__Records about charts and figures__
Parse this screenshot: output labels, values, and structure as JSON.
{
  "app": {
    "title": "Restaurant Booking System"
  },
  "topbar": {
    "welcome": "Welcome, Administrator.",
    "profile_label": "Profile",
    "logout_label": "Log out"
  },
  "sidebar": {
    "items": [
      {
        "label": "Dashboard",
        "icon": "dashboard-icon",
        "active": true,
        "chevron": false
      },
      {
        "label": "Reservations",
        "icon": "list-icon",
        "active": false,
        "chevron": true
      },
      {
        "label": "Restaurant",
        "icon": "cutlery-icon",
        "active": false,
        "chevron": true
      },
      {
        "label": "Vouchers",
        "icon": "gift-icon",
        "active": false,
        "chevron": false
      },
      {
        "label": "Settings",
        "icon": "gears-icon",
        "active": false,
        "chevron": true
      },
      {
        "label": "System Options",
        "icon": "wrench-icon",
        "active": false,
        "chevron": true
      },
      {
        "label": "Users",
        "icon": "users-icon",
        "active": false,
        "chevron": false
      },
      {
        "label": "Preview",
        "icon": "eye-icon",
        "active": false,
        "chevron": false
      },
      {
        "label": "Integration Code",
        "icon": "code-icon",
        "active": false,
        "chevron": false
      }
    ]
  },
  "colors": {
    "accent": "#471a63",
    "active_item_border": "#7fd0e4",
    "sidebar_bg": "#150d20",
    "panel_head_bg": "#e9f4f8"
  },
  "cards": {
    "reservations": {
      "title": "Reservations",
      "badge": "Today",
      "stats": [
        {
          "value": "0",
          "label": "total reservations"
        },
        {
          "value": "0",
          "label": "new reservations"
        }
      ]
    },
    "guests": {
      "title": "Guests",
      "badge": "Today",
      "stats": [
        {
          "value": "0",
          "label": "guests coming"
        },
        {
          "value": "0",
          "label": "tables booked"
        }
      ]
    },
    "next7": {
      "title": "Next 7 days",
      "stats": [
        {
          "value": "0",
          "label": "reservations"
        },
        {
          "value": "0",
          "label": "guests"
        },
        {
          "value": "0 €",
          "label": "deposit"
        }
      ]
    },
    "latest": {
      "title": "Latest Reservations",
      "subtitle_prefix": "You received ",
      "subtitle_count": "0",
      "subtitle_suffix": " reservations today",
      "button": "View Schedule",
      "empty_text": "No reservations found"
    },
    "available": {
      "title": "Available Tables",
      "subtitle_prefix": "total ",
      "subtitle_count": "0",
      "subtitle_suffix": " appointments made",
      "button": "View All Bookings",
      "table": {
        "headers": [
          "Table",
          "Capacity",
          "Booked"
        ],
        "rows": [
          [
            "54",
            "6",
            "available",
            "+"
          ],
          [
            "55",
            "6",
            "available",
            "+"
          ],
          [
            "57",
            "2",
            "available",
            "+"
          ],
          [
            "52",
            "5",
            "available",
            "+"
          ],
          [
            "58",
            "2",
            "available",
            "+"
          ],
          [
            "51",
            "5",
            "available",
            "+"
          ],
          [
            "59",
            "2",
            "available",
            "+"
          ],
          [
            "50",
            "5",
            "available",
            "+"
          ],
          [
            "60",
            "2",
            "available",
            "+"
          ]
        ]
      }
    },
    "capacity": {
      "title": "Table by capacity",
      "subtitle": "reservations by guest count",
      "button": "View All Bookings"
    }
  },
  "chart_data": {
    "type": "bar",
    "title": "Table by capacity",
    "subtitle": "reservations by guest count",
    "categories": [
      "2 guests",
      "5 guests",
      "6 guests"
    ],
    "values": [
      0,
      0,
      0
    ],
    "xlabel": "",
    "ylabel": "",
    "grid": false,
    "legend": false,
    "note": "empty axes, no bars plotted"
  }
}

__Stated goal__
Repeat every record, exactly as written.

__Correct result__
Parse this screenshot: output labels, values, and structure as JSON.
{
  "app": {
    "title": "Restaurant Booking System"
  },
  "topbar": {
    "welcome": "Welcome, Administrator.",
    "profile_label": "Profile",
    "logout_label": "Log out"
  },
  "sidebar": {
    "items": [
      {
        "label": "Dashboard",
        "icon": "dashboard-icon",
        "active": true,
        "chevron": false
      },
      {
        "label": "Reservations",
        "icon": "list-icon",
        "active": false,
        "chevron": true
      },
      {
        "label": "Restaurant",
        "icon": "cutlery-icon",
        "active": false,
        "chevron": true
      },
      {
        "label": "Vouchers",
        "icon": "gift-icon",
        "active": false,
        "chevron": false
      },
      {
        "label": "Settings",
        "icon": "gears-icon",
        "active": false,
        "chevron": true
      },
      {
        "label": "System Options",
        "icon": "wrench-icon",
        "active": false,
        "chevron": true
      },
      {
        "label": "Users",
        "icon": "users-icon",
        "active": false,
        "chevron": false
      },
      {
        "label": "Preview",
        "icon": "eye-icon",
        "active": false,
        "chevron": false
      },
      {
        "label": "Integration Code",
        "icon": "code-icon",
        "active": false,
        "chevron": false
      }
    ]
  },
  "colors": {
    "accent": "#471a63",
    "active_item_border": "#7fd0e4",
    "sidebar_bg": "#150d20",
    "panel_head_bg": "#e9f4f8"
  },
  "cards": {
    "reservations": {
      "title": "Reservations",
      "badge": "Today",
      "stats": [
        {
          "value": "0",
          "label": "total reservations"
        },
        {
          "value": "0",
          "label": "new reservations"
        }
      ]
    },
    "guests": {
      "title": "Guests",
      "badge": "Today",
      "stats": [
        {
          "value": "0",
          "label": "guests coming"
        },
        {
          "value": "0",
          "label": "tables booked"
        }
      ]
    },
    "next7": {
      "title": "Next 7 days",
      "stats": [
        {
          "value": "0",
          "label": "reservations"
        },
        {
          "value": "0",
          "label": "guests"
        },
        {
          "value": "0 €",
          "label": "deposit"
        }
      ]
    },
    "latest": {
      "title": "Latest Reservations",
      "subtitle_prefix": "You received ",
      "subtitle_count": "0",
      "subtitle_suffix": " reservations today",
      "button": "View Schedule",
      "empty_text": "No reservations found"
    },
    "available": {
      "title": "Available Tables",
      "subtitle_prefix": "total ",
      "subtitle_count": "0",
      "subtitle_suffix": " appointments made",
      "button": "View All Bookings",
      "table": {
        "headers": [
          "Table",
          "Capacity",
          "Booked"
        ],
        "rows": [
          [
            "54",
            "6",
            "available",
            "+"
          ],
          [
            "55",
            "6",
            "available",
            "+"
          ],
          [
            "57",
            "2",
            "available",
            "+"
          ],
          [
            "52",
            "5",
            "available",
            "+"
          ],
          [
            "58",
            "2",
            "available",
            "+"
          ],
          [
            "51",
            "5",
            "available",
            "+"
          ],
          [
            "59",
            "2",
            "available",
            "+"
          ],
          [
            "50",
            "5",
            "available",
            "+"
          ],
          [
            "60",
            "2",
            "available",
            "+"
          ]
        ]
      }
    },
    "capacity": {
      "title": "Table by capacity",
      "subtitle": "reservations by guest count",
      "button": "View All Bookings"
    }
  },
  "chart_data": {
    "type": "bar",
    "title": "Table by capacity",
    "subtitle": "reservations by guest count",
    "categories": [
      "2 guests",
      "5 guests",
      "6 guests"
    ],
    "values": [
      0,
      0,
      0
    ],
    "xlabel": "",
    "ylabel": "",
    "grid": false,
    "legend": false,
    "note": "empty axes, no bars plotted"
  }
}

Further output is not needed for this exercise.